■ Data excerpts:
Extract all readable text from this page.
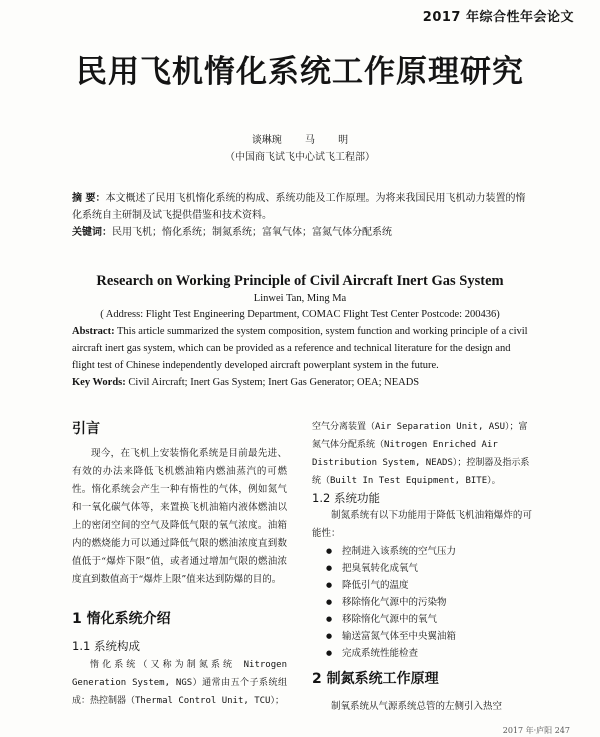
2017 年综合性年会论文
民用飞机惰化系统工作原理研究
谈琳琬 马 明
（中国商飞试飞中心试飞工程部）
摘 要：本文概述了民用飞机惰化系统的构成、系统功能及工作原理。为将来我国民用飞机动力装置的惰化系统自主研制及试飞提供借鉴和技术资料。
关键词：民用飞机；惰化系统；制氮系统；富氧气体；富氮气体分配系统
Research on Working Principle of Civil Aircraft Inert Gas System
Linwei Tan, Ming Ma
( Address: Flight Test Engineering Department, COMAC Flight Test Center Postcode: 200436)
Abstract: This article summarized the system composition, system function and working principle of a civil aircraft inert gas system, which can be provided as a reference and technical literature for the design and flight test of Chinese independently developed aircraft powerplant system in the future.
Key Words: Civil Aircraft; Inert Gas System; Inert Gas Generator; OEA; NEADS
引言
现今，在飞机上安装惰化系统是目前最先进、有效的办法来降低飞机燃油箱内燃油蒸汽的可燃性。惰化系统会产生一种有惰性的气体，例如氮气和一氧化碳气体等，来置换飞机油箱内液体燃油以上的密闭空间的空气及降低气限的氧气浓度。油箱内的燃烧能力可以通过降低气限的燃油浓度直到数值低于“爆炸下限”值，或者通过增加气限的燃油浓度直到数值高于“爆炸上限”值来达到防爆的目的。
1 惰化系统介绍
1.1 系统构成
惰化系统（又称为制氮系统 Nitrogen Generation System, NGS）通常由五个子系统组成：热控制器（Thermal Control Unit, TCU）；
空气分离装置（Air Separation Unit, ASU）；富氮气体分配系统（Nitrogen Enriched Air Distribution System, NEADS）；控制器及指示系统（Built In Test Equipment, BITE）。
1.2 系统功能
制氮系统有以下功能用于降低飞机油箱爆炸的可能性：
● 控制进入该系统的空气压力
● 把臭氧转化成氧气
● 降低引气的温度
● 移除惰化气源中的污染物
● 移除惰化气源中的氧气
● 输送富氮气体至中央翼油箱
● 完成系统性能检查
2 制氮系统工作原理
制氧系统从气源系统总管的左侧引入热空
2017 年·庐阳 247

==

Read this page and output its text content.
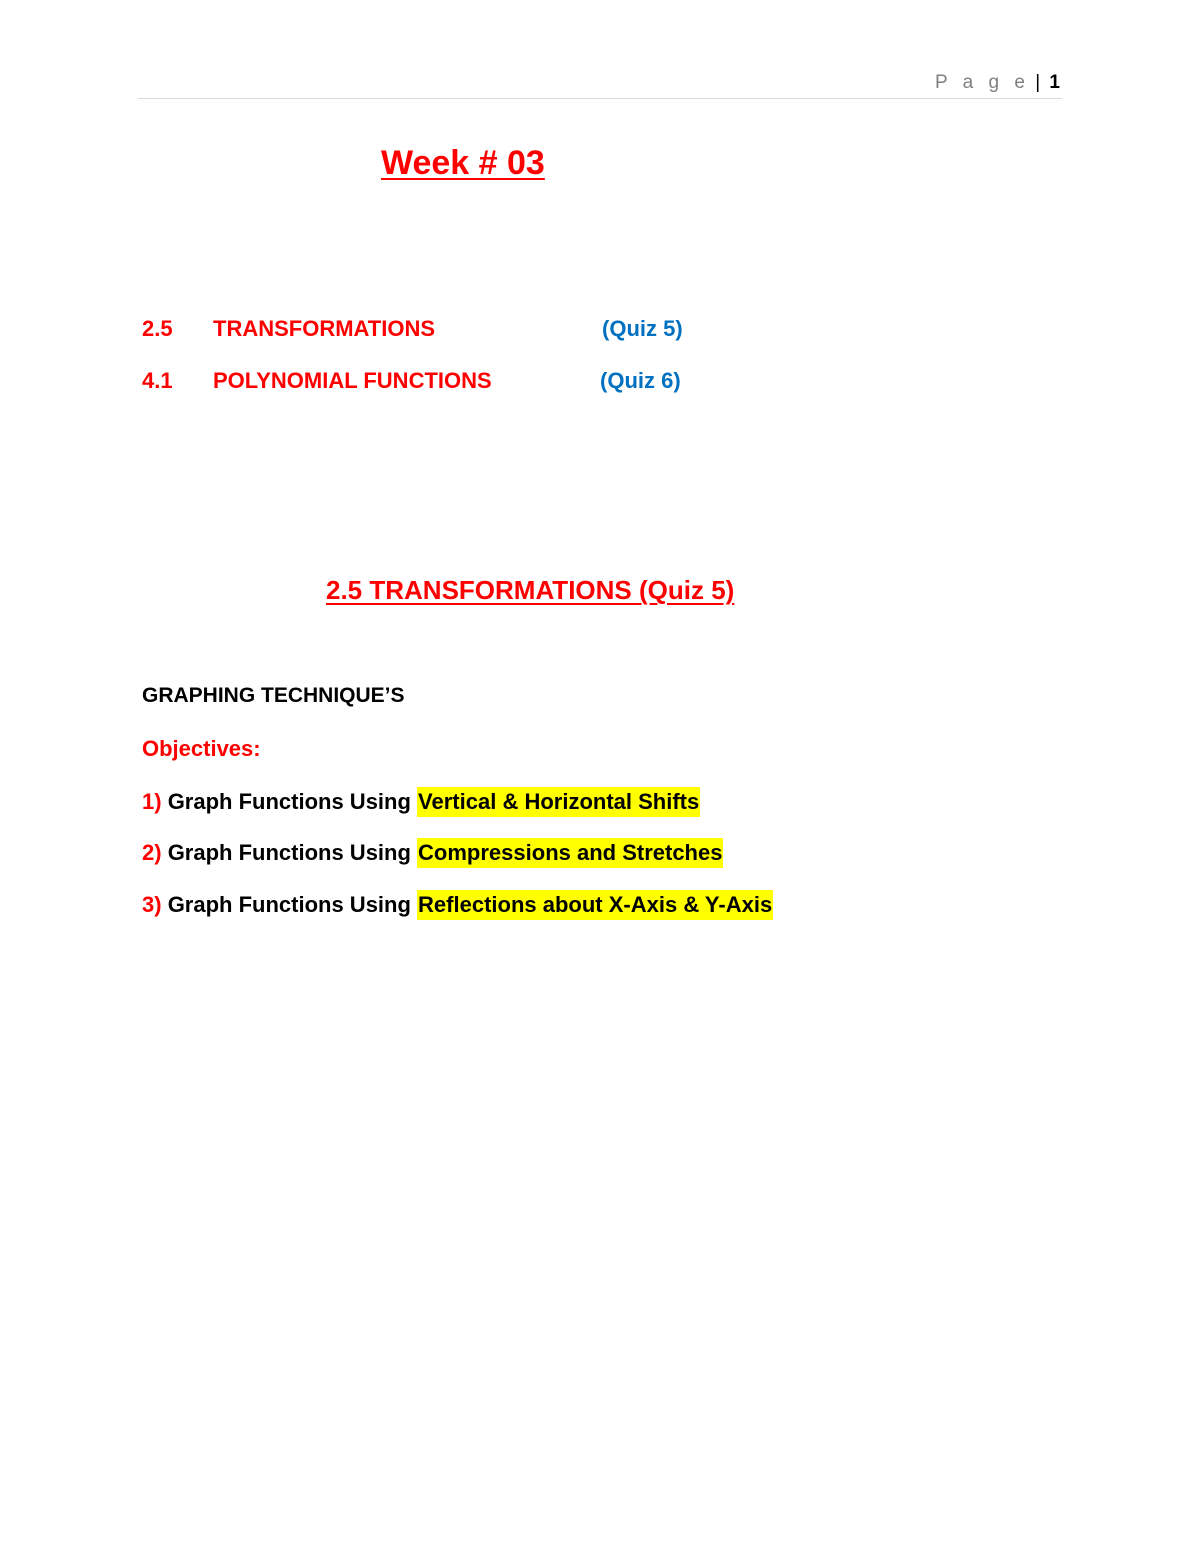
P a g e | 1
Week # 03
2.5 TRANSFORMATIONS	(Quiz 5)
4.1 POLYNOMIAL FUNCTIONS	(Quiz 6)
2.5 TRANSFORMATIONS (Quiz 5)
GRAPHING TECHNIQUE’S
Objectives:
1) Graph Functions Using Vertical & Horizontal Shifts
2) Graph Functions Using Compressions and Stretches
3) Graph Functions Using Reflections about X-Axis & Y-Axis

==

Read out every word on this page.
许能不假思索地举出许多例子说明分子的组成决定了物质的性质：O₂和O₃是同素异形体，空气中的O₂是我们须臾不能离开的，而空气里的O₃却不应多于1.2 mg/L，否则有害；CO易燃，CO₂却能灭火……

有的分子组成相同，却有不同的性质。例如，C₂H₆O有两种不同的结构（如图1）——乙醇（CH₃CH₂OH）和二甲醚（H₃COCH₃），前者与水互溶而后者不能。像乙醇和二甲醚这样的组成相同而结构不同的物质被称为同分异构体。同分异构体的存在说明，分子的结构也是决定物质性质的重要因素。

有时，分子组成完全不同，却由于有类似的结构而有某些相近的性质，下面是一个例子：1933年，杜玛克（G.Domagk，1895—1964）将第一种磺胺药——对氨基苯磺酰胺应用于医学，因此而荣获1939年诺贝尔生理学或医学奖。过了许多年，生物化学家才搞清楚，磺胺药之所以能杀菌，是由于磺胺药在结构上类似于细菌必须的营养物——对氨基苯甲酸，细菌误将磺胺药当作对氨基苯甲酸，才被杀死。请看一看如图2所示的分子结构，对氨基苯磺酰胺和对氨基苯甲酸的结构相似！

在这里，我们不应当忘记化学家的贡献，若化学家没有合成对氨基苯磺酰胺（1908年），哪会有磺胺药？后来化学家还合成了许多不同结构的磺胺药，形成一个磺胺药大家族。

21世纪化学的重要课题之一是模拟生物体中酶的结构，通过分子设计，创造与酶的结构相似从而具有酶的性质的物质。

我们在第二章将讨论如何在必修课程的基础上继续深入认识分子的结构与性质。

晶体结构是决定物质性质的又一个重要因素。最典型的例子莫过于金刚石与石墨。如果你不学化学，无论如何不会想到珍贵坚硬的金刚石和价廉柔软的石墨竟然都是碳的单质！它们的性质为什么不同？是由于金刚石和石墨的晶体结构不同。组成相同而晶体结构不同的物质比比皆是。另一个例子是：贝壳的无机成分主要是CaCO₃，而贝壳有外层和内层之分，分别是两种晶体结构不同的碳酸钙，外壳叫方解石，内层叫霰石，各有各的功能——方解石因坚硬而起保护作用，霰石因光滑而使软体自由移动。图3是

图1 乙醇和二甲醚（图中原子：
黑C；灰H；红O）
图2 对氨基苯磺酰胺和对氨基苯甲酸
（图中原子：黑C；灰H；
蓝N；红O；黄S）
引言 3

■ What to do: Show every line above in which the word "Nitrogen" occurs.

■ Solution for this problem:
惰化系统（又称为制氮系统 Nitrogen Generation System, NGS）通常由五个子系统组成：热控制器（Thermal Control Unit, TCU）；
空气分离装置（Air Separation Unit, ASU）；富氮气体分配系统（Nitrogen Enriched Air Distribution System, NEADS）；控制器及指示系统（Built In Test Equipment, BITE）。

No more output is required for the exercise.